#### Set task:
Note how many lines contain "ABER" and give that number, with nothing else.
[start Data for processing]
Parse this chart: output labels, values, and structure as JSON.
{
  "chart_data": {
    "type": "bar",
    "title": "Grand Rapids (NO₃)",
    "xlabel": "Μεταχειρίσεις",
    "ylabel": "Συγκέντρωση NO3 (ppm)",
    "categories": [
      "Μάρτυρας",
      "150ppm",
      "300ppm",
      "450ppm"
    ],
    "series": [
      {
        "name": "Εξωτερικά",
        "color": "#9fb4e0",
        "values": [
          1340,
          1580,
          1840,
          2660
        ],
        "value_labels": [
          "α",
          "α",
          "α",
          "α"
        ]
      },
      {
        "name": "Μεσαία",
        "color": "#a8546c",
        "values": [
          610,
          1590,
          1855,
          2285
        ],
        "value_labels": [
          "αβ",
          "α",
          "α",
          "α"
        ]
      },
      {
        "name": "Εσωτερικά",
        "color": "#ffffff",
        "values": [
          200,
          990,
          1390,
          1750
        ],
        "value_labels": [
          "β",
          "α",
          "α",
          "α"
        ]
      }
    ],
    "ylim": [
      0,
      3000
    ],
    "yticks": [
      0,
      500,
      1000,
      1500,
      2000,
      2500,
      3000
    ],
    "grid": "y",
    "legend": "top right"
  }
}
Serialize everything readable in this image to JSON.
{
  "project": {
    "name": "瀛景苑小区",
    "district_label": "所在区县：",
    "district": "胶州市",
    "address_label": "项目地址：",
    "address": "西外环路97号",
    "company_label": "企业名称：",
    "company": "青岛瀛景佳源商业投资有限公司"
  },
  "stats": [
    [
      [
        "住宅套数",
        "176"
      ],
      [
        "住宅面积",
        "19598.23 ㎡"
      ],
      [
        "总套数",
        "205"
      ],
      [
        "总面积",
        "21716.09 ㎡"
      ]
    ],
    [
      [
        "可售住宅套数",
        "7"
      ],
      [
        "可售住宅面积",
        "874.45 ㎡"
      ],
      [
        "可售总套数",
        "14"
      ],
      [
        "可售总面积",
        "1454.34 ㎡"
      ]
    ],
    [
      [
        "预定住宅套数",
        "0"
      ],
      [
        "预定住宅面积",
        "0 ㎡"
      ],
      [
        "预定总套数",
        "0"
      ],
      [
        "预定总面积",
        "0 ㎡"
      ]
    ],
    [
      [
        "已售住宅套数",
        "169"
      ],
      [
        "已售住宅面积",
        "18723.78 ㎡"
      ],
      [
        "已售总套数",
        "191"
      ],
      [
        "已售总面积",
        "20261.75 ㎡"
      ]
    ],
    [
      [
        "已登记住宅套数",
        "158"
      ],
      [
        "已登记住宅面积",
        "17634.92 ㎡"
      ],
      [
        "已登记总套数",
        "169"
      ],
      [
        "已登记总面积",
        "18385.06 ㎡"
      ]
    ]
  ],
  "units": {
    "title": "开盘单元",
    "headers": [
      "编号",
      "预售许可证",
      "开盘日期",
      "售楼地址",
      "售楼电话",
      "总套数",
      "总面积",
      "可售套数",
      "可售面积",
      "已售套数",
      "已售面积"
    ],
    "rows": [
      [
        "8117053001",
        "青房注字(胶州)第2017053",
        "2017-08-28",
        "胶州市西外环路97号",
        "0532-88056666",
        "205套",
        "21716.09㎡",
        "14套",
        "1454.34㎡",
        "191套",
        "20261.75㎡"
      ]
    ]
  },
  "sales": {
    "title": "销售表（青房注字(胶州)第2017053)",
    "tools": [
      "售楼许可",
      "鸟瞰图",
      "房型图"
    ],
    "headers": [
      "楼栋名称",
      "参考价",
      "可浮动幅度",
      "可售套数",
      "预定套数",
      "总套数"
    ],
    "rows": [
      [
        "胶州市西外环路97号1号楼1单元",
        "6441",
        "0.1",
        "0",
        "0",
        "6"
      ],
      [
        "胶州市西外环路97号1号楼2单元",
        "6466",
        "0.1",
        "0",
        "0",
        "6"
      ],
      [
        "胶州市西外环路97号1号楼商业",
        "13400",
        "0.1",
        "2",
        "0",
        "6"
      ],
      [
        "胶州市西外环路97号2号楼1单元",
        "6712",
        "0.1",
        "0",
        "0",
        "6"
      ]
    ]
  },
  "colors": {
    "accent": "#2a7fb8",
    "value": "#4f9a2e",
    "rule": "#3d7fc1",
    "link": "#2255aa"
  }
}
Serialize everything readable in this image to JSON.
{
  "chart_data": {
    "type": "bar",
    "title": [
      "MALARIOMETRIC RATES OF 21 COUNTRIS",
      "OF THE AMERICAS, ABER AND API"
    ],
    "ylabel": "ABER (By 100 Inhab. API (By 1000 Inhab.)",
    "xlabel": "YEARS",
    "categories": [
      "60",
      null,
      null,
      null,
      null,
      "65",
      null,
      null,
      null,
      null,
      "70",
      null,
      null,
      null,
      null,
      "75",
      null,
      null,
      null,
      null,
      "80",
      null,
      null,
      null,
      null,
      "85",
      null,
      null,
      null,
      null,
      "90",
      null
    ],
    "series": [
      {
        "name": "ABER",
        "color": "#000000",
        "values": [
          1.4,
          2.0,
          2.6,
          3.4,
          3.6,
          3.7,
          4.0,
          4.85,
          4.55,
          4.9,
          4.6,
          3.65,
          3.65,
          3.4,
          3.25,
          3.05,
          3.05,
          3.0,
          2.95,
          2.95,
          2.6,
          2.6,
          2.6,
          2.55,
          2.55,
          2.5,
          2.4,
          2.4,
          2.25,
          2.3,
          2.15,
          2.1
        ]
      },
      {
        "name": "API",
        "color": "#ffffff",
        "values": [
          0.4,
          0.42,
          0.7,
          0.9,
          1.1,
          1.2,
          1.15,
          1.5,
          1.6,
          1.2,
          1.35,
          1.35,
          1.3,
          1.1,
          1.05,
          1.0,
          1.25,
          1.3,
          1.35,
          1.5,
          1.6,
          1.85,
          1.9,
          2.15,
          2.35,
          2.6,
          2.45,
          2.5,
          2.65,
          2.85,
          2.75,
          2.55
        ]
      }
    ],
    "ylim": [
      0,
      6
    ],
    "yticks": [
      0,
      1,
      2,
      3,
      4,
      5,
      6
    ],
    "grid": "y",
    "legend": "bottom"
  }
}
[end Data for processing]
[start Data for processing]
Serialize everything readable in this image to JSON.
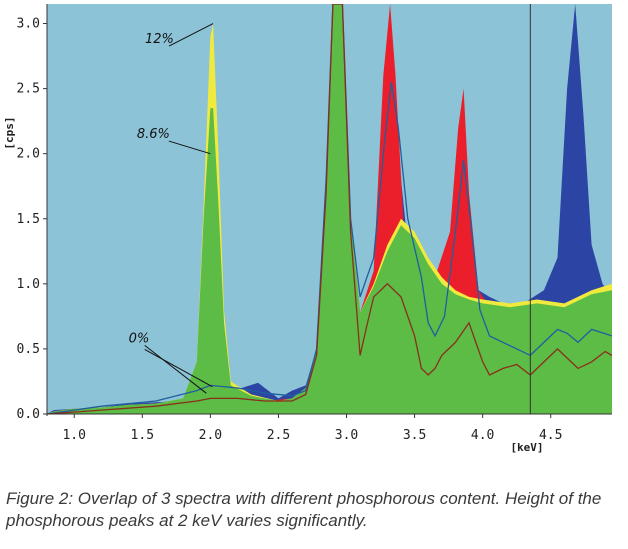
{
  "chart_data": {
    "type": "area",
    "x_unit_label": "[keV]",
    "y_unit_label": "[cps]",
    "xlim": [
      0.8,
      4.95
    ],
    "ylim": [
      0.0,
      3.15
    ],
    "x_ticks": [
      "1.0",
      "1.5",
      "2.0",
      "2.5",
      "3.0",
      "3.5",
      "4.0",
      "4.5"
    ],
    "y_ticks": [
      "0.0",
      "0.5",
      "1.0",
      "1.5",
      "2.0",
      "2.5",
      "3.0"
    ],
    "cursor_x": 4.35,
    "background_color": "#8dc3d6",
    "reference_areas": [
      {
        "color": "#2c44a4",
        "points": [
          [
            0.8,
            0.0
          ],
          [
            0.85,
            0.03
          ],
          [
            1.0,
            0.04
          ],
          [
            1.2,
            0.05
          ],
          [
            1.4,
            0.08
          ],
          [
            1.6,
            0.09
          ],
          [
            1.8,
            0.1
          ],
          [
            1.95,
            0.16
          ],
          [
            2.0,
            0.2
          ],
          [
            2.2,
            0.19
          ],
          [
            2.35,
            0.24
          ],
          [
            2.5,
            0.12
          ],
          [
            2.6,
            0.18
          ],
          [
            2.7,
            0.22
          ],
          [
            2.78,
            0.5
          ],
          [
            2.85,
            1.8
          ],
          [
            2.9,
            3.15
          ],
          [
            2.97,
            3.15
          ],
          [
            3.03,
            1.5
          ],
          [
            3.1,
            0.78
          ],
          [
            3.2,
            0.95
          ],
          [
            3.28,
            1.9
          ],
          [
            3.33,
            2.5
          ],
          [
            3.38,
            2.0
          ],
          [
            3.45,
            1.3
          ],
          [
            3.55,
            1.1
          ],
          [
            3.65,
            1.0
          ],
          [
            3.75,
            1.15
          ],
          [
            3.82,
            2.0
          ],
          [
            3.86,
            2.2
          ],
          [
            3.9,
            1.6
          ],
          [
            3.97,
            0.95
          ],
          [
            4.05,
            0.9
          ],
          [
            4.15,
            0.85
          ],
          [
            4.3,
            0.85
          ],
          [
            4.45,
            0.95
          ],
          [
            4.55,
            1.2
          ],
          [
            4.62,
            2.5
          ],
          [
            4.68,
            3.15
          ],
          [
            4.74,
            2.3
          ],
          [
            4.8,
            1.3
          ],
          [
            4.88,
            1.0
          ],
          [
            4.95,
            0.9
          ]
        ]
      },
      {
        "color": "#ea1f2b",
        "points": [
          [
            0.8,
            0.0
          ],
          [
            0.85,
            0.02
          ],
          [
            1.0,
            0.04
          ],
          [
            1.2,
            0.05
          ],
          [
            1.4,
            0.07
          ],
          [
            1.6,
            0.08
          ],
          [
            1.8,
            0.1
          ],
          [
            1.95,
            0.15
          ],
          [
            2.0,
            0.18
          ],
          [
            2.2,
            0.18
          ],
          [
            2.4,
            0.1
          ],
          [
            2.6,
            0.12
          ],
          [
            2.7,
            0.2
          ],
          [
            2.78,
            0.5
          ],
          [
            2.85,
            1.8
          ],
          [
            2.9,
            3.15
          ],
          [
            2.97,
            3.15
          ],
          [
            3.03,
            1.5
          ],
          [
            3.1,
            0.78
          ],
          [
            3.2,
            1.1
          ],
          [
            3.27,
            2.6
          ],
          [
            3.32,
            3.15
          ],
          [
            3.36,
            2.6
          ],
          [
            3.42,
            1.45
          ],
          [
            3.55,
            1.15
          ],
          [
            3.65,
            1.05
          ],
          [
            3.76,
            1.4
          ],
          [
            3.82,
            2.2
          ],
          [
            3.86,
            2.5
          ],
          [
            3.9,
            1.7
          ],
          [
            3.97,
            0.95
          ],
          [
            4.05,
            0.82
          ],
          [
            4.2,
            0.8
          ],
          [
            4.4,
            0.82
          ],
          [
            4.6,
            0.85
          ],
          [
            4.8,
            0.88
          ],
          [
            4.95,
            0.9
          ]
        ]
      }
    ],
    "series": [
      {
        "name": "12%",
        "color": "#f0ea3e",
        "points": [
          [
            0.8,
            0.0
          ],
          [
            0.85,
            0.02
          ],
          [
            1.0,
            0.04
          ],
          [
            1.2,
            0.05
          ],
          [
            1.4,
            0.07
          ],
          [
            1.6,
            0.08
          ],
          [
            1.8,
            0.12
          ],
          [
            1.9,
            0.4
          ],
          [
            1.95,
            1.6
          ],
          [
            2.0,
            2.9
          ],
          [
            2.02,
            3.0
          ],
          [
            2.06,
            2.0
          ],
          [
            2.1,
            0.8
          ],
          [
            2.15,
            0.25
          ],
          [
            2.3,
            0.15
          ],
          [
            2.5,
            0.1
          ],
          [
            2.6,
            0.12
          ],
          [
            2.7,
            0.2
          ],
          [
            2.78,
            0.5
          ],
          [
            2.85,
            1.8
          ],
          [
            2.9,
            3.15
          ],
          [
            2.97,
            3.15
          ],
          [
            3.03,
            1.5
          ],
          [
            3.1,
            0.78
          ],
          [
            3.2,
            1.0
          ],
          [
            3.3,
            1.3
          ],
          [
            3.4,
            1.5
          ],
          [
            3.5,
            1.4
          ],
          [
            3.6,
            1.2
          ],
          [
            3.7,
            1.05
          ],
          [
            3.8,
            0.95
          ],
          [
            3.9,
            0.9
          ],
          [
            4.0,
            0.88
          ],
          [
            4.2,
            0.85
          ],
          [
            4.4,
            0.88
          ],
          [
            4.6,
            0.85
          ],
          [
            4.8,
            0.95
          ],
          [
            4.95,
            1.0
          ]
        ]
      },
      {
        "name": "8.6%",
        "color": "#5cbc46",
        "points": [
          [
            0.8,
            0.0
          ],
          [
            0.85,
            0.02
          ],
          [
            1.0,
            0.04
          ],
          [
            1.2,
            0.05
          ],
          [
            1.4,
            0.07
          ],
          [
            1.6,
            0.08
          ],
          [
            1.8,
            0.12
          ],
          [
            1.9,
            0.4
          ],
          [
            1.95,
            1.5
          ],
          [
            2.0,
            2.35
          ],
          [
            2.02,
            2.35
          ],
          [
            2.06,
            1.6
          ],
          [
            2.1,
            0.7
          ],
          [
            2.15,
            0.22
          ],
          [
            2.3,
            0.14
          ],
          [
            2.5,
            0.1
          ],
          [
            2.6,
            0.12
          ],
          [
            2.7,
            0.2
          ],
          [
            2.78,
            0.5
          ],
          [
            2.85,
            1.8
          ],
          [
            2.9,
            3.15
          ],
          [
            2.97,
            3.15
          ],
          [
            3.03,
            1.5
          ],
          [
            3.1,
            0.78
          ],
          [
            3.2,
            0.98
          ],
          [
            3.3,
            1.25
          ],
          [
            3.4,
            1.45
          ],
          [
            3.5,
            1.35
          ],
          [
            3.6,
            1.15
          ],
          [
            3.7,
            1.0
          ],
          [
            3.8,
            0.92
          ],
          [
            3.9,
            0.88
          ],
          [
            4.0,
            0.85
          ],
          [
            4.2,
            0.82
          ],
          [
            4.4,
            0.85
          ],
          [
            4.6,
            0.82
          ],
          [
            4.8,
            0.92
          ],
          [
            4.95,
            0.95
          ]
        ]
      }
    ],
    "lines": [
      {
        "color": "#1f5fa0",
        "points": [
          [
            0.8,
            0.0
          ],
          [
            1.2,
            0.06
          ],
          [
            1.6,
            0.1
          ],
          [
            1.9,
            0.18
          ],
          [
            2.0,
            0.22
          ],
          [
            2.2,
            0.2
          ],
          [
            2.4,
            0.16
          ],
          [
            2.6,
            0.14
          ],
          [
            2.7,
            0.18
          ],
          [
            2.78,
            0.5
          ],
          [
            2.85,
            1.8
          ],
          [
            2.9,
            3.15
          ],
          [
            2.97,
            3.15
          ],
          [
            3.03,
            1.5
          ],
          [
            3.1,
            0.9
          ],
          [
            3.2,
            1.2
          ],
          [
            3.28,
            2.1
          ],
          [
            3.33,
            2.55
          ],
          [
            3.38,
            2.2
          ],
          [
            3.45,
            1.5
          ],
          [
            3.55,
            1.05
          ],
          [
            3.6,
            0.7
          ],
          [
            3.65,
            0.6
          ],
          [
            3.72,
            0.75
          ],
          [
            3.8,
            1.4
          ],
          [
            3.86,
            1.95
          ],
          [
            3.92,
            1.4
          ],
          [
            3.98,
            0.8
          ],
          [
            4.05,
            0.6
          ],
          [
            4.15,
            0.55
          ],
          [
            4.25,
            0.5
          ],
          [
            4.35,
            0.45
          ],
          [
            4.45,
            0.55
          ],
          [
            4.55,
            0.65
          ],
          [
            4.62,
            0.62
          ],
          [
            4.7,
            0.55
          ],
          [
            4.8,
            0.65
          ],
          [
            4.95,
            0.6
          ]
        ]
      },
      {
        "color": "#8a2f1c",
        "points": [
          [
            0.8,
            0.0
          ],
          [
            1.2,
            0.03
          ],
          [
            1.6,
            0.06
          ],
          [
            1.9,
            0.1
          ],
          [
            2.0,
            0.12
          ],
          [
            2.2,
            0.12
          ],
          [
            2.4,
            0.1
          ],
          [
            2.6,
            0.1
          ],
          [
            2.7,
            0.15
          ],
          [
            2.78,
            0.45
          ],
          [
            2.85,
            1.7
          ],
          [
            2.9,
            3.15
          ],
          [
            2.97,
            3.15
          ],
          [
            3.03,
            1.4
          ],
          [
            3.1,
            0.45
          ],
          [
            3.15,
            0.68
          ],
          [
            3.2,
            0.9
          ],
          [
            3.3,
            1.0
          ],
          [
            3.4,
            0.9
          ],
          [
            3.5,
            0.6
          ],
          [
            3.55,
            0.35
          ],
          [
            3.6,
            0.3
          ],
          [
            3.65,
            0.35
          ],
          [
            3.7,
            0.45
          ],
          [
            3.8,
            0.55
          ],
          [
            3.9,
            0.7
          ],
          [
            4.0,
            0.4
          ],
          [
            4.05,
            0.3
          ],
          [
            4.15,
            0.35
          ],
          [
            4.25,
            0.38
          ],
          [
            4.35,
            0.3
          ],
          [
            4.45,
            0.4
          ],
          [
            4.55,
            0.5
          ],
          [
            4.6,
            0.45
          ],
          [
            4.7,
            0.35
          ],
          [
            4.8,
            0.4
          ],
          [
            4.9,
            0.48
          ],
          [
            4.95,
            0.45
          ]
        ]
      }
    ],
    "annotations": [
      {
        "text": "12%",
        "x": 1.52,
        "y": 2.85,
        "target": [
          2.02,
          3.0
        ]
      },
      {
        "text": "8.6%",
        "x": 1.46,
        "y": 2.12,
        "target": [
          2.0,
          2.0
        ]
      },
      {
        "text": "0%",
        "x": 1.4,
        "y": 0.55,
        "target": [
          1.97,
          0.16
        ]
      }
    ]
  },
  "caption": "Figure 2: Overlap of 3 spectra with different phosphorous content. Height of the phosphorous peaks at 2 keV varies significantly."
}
[end Data for processing]
#### Output for this exercise:
3